[EXTRACT PROVIDED]:
◇ ◇ ◇ ◇ ◇ ◇ ◇

Summer 2019 Quarterly Newsletter
Author: Larry W. Carroll, CFP®
Estimated Read Time: 3 minutes
We live in an uncertain, risky world and as investors we invest with uncertainty as well. Markets move up and down and we are never certain of the outcome, yet we long for certainty and for precision. We want the comfort of knowing 100% how things will turn out. Unfortunately, deep down we know that isn’t the case. After the recent run up in stocks, investors started to expect high returns. We call this recency bias, which is the tendency to believe that the most recent outcome is the most likely outcome. We know the good times won’t last and we know markets go up and down, but we don’t always act on that knowledge.
I want my clients to embrace uncertainty and be extremely skeptical of anyone’s forecasts (yes, even mine). Before you believe that email predicting the impending collapse of the Federal Reserve, ask yourself: What is the track record of the person making this prediction? Is there some unique information that this person has that the rest of the market has not accounted for? Do you really want to change your portfolio and disrupt your long-term plan based on this prediction?
Let’s say that there is a 10% chance that at some point during your retirement there will be a 60-80% decline in stock prices. How does that feel? How would you deal with that? Would your plan survive that kind of correction? Notice that I did not predict that correction. In fact, I said that 90% of the time, you would never experience it. Yet the idea of that uncertainly is powerful. I am not trying to worry you, but I am saying that there may be a good reason to reduce risk.

◇ ◇ ◇ ◇ ◇ ◇ ◇

[DATASET SECTION]:

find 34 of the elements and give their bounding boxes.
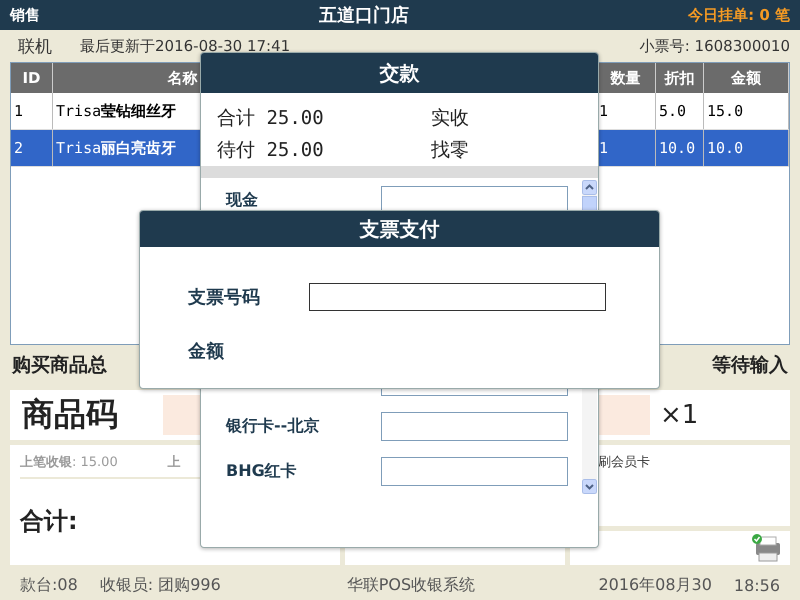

◇ ◇ ◇ ◇ ◇ ◇ ◇

[DIRECTION A]:
In the investment newsletter, what name is given to the tendency to believe that the most recent outcome is the most likely one?
[DIRECTION B]:
List every question the investment newsletter says to ask yourself before believing the email predicting the collapse of the Federal Reserve.
[DIRECTION C]:
Write the next part of the investment newsletter, picking up after its final sentence.
The data above come from a separate source and are not part of the newsletter.

[EXERCISE RESPONSE A]:
Recency bias.

[EXERCISE RESPONSE B]:
- What is the track record of the person making this prediction?
- Is there some unique information that this person has that the rest of the market has not accounted for?
- Do you really want to change your portfolio and disrupt your long-term plan based on this prediction?

[EXERCISE RESPONSE C]:
William Bernstein said, “When you’ve won the game, stop playing.” That doesn’t mean that once you have enough money to fund retirement, you should take the cash and bury it in the back yard. It does mean that you need to talk with your advisor about how much risk is really appropriate, especially as the game changes during retirement. It is not all about getting rich. It is about never being poor.
Determining risk in a portfolio can be a challenge. Investors tend to underestimate negative probabilities and their consequences, particularly after the long bull market we have witnessed since 2009. We are all emotional beings, we all have biases that we develop over the years and we will all make our share of mistakes. Controlling risk should mean that none of those mistakes lead to consequences we cannot accept.
Trying to measure risk tolerance is a difficult job. I have never been a big believer that any questionnaire could assess a person’s true risk profile. It is our obligation as advisors to point out the probabilities and to react quickly when circumstances change… and hopefully to tell you when to stop playing.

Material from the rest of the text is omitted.